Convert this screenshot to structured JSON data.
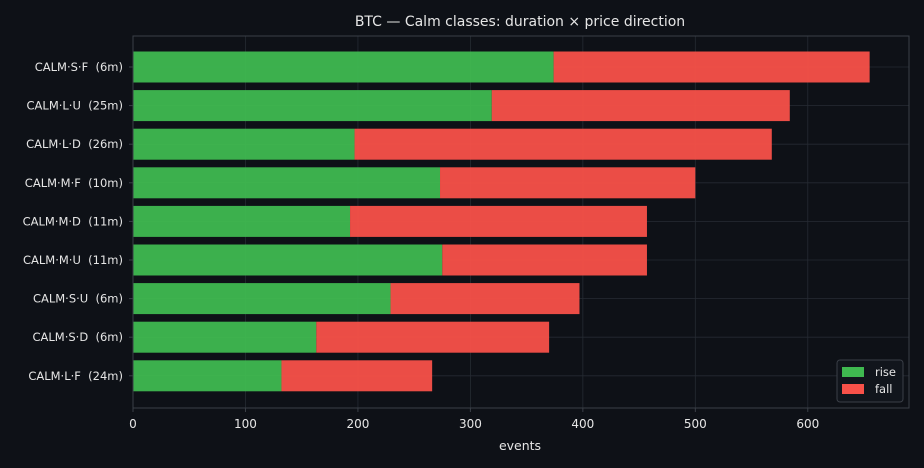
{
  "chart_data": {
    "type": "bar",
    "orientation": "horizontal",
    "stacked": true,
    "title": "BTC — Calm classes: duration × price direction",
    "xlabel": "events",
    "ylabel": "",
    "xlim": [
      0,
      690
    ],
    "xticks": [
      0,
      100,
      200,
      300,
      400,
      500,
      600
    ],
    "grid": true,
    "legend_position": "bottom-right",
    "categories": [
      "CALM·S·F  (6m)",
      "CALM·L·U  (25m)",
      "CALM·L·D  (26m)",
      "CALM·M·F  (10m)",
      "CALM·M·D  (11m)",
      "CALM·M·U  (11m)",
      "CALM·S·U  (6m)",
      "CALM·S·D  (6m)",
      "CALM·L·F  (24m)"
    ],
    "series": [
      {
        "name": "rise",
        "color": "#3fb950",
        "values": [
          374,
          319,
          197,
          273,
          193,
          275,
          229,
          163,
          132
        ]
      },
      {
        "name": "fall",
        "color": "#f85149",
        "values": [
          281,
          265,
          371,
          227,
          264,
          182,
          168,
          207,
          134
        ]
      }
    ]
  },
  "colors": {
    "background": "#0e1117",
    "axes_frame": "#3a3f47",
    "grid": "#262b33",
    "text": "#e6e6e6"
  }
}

*****

## Given exercise
Reproduce the entries exactly. Do not carry over any picture.

## Exercise result
Convert this screenshot to structured JSON data.
{
  "chart_data": {
    "type": "bar",
    "orientation": "horizontal",
    "stacked": true,
    "title": "BTC — Calm classes: duration × price direction",
    "xlabel": "events",
    "ylabel": "",
    "xlim": [
      0,
      690
    ],
    "xticks": [
      0,
      100,
      200,
      300,
      400,
      500,
      600
    ],
    "grid": true,
    "legend_position": "bottom-right",
    "categories": [
      "CALM·S·F  (6m)",
      "CALM·L·U  (25m)",
      "CALM·L·D  (26m)",
      "CALM·M·F  (10m)",
      "CALM·M·D  (11m)",
      "CALM·M·U  (11m)",
      "CALM·S·U  (6m)",
      "CALM·S·D  (6m)",
      "CALM·L·F  (24m)"
    ],
    "series": [
      {
        "name": "rise",
        "color": "#3fb950",
        "values": [
          374,
          319,
          197,
          273,
          193,
          275,
          229,
          163,
          132
        ]
      },
      {
        "name": "fall",
        "color": "#f85149",
        "values": [
          281,
          265,
          371,
          227,
          264,
          182,
          168,
          207,
          134
        ]
      }
    ]
  },
  "colors": {
    "background": "#0e1117",
    "axes_frame": "#3a3f47",
    "grid": "#262b33",
    "text": "#e6e6e6"
  }
}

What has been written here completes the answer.